GIVEN EXERCISE:
Reproduce, word for word, the stretch of the passage on optimizer rewrite rules from "check C > 0" through "and_x_c_in_range: int_and(x, C)".

GIVEN PASSAGE:
## begin
It expresses that x * (1 << y) can be rewritten to x << y but checks that y is known to be between 0 and LONG_BIT.

Checks and assignments can be repeated and combined with each other:

mul_pow2_const: int_mul(x, C)
    check C > 0 and C & (C - 1) == 0
    shift = highest_bit(C)
    => int_lshift(x, shift)

In addition to calling methods on IntBound instances, it's also possible to access their attributes, like in this rule:

and_x_c_in_range: int_and(x, C)
    check x.lower >= 0 and x.upper <= C & ~(C + 1)
    => x

Rule Ordering and Liveness

The generated optimizer code will give preference to applying rules that produce a constant or a variable as a rewrite result. Only if none of those match do rules that produce new result operations get applied. For example, the rules sub_x_x and sub_add are tried before trying sub_add_consts, because the former two rules optimize to a constant and a variable respectively, while the latter produces a new operation as the result.

The rule sub_add_consts has a possible problem, which is that if the intermediate result of the int_add operation in the rule head is used by some other operations, then the sub_add_consts rule does not actually reduce the number of operations (and might actually make things slightly worse due to increased register pressure). However, currently it would be extremely hard to take that kind of information into account in the optimization pass of the JIT, so we optimistically apply the rules anyway.
## end
SOURCE DATA:
## begin
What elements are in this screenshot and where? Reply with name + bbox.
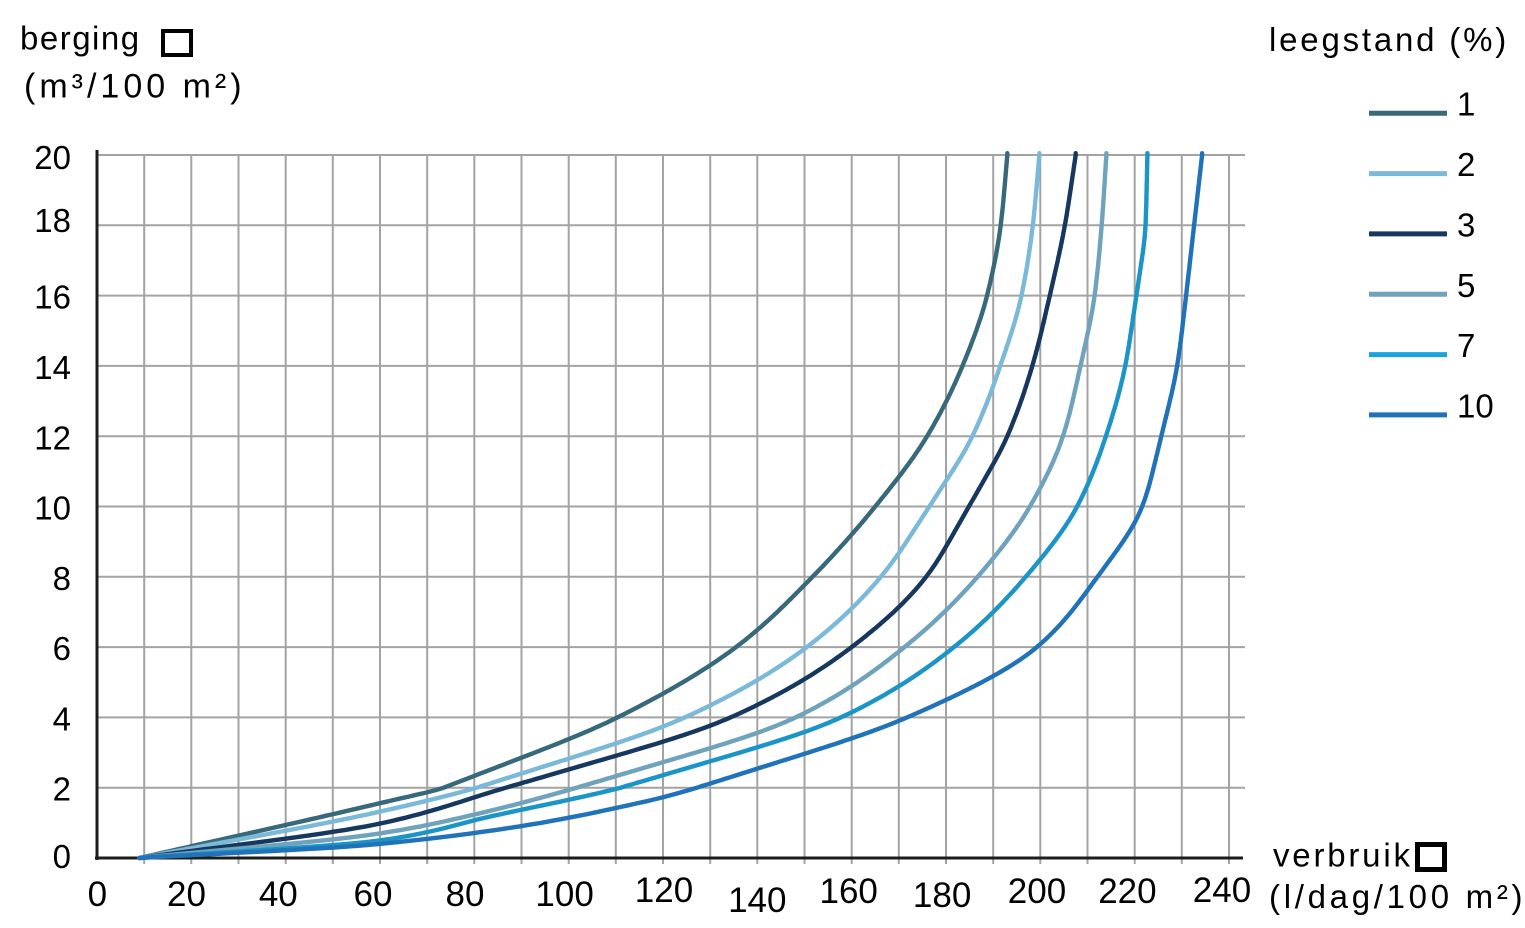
## end
CORRECT RESULT:
check C > 0 and C & (C - 1) == 0
    shift = highest_bit(C)
    => int_lshift(x, shift)

In addition to calling methods on IntBound instances, it's also possible to access their attributes, like in this rule:

and_x_c_in_range: int_and(x, C)